Start of Provided data

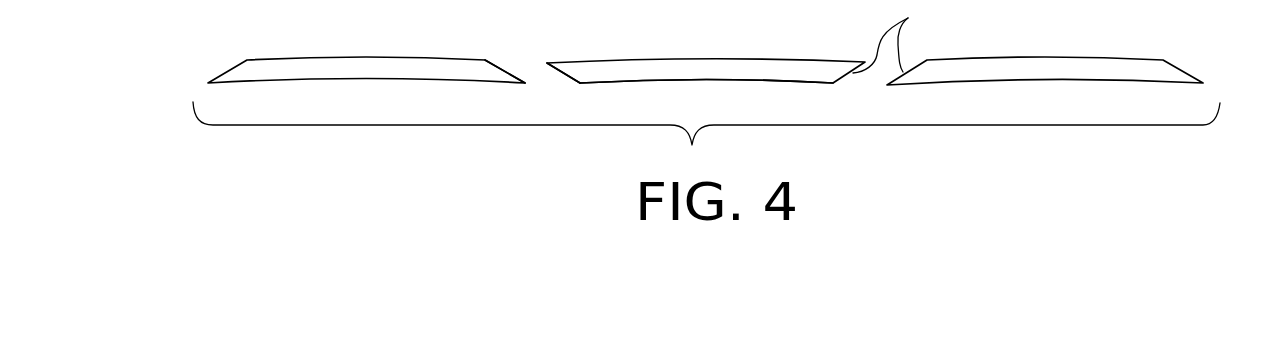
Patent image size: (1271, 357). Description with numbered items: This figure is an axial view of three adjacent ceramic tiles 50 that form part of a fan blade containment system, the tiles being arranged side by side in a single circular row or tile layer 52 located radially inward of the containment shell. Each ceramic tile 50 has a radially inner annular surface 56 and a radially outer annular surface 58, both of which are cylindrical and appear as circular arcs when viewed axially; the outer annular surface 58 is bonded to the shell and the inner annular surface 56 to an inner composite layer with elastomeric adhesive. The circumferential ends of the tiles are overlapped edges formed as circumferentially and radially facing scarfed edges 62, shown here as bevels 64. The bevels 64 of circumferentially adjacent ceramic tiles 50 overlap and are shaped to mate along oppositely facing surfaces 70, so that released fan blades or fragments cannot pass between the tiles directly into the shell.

The ceramic tiles 50 is at (348, 68).
The circular row or tile layer 52 is at (205, 78).
The radially inner annular surface 56 is at (747, 80).
The radially outer annular surface 58 is at (740, 57).
The scarfed edges 62 is at (541, 110).
The bevels 64 is at (1183, 68).
The oppositely facing surfaces 70 is at (900, 38).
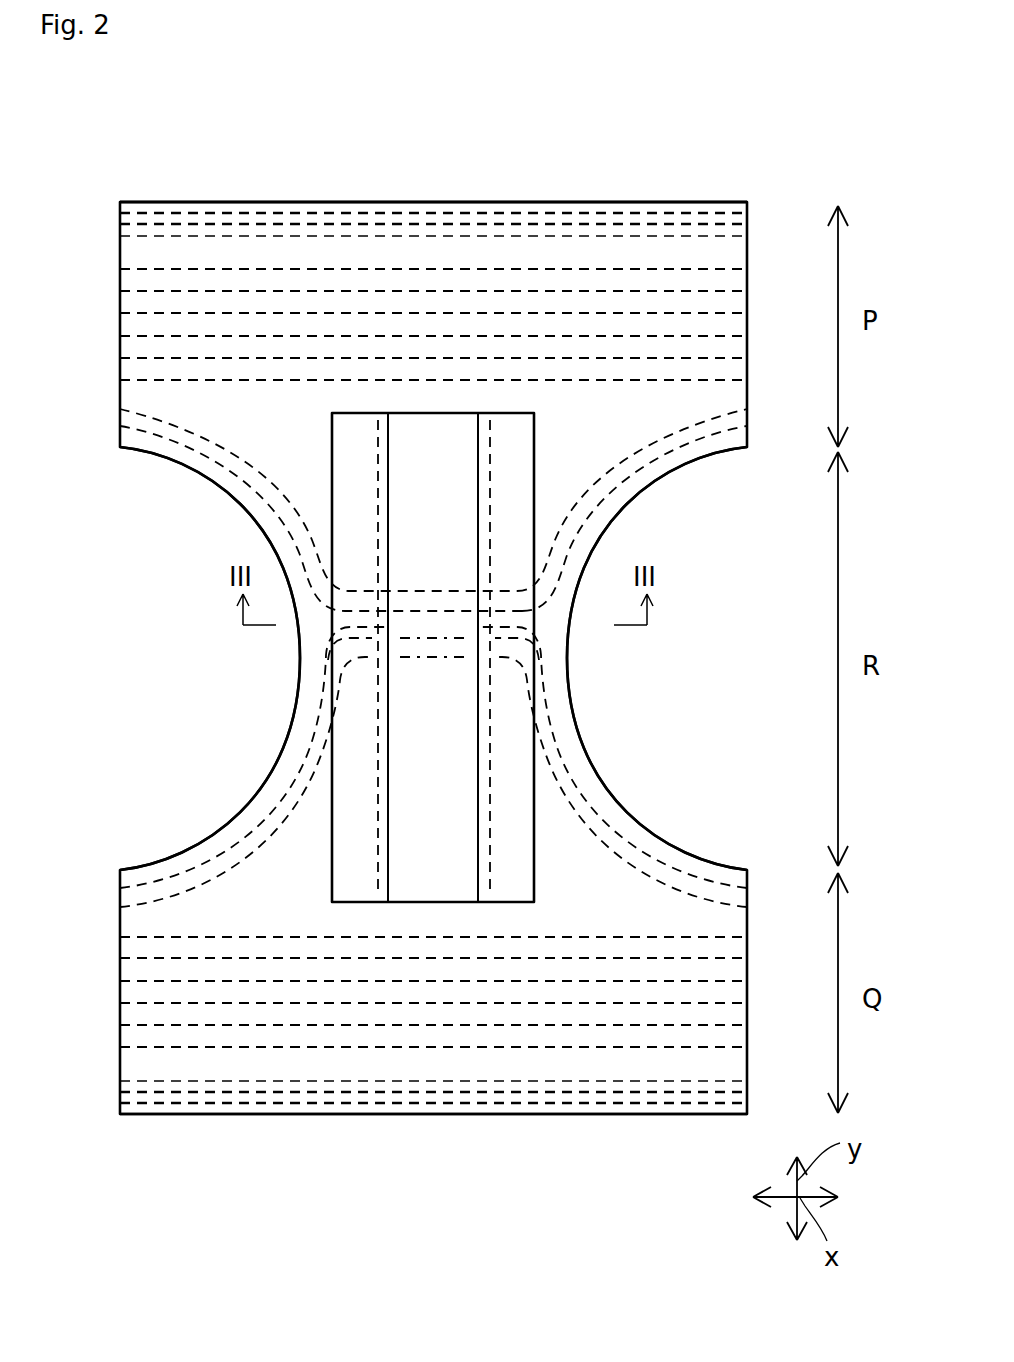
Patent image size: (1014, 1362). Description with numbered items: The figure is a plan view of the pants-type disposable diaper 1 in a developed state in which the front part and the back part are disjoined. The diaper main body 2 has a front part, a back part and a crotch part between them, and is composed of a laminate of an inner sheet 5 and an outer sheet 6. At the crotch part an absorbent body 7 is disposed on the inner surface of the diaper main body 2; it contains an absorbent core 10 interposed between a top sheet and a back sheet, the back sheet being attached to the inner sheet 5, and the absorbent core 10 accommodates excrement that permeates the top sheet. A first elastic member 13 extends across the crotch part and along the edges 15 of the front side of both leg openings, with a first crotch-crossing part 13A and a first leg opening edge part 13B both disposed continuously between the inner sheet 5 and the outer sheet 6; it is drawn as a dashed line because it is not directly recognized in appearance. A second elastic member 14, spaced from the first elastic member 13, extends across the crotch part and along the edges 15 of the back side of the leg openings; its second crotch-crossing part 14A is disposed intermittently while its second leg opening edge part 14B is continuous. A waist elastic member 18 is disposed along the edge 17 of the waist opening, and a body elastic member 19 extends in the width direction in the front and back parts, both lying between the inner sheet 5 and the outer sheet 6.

The pants-type disposable diaper 1 is at (687, 181).
The diaper main body 2 is at (748, 272).
The inner sheet 5 is at (420, 252).
The outer sheet 6 is at (204, 199).
The absorbent body 7 is at (450, 762).
The absorbent core 10 is at (433, 657).
The first elastic member 13 is at (677, 632).
The first crotch-crossing part 13A is at (543, 630).
The first leg opening edge part 13B is at (565, 542).
The second elastic member 14 is at (186, 657).
The second crotch-crossing part 14A is at (323, 633).
The second leg opening edge part 14B is at (314, 714).
The edges of the leg openings 15 is at (657, 475).
The edge of the waist opening 17 is at (334, 201).
The waist elastic member 18 is at (264, 213).
The body elastic member 19 is at (623, 268).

End of Provided data

The problem
Copy every one of the lines above word for word, leaving the pictures out.

Response below
Patent image size: (1271, 357). Description with numbered items: This figure is an axial view of three adjacent ceramic tiles 50 that form part of a fan blade containment system, the tiles being arranged side by side in a single circular row or tile layer 52 located radially inward of the containment shell. Each ceramic tile 50 has a radially inner annular surface 56 and a radially outer annular surface 58, both of which are cylindrical and appear as circular arcs when viewed axially; the outer annular surface 58 is bonded to the shell and the inner annular surface 56 to an inner composite layer with elastomeric adhesive. The circumferential ends of the tiles are overlapped edges formed as circumferentially and radially facing scarfed edges 62, shown here as bevels 64. The bevels 64 of circumferentially adjacent ceramic tiles 50 overlap and are shaped to mate along oppositely facing surfaces 70, so that released fan blades or fragments cannot pass between the tiles directly into the shell.

The ceramic tiles 50 is at (348, 68).
The circular row or tile layer 52 is at (205, 78).
The radially inner annular surface 56 is at (747, 80).
The radially outer annular surface 58 is at (740, 57).
The scarfed edges 62 is at (541, 110).
The bevels 64 is at (1183, 68).
The oppositely facing surfaces 70 is at (900, 38).
Patent image size: (1014, 1362). Description with numbered items: The figure is a plan view of the pants-type disposable diaper 1 in a developed state in which the front part and the back part are disjoined. The diaper main body 2 has a front part, a back part and a crotch part between them, and is composed of a laminate of an inner sheet 5 and an outer sheet 6. At the crotch part an absorbent body 7 is disposed on the inner surface of the diaper main body 2; it contains an absorbent core 10 interposed between a top sheet and a back sheet, the back sheet being attached to the inner sheet 5, and the absorbent core 10 accommodates excrement that permeates the top sheet. A first elastic member 13 extends across the crotch part and along the edges 15 of the front side of both leg openings, with a first crotch-crossing part 13A and a first leg opening edge part 13B both disposed continuously between the inner sheet 5 and the outer sheet 6; it is drawn as a dashed line because it is not directly recognized in appearance. A second elastic member 14, spaced from the first elastic member 13, extends across the crotch part and along the edges 15 of the back side of the leg openings; its second crotch-crossing part 14A is disposed intermittently while its second leg opening edge part 14B is continuous. A waist elastic member 18 is disposed along the edge 17 of the waist opening, and a body elastic member 19 extends in the width direction in the front and back parts, both lying between the inner sheet 5 and the outer sheet 6.

The pants-type disposable diaper 1 is at (687, 181).
The diaper main body 2 is at (748, 272).
The inner sheet 5 is at (420, 252).
The outer sheet 6 is at (204, 199).
The absorbent body 7 is at (450, 762).
The absorbent core 10 is at (433, 657).
The first elastic member 13 is at (677, 632).
The first crotch-crossing part 13A is at (543, 630).
The first leg opening edge part 13B is at (565, 542).
The second elastic member 14 is at (186, 657).
The second crotch-crossing part 14A is at (323, 633).
The second leg opening edge part 14B is at (314, 714).
The edges of the leg openings 15 is at (657, 475).
The edge of the waist opening 17 is at (334, 201).
The waist elastic member 18 is at (264, 213).
The body elastic member 19 is at (623, 268).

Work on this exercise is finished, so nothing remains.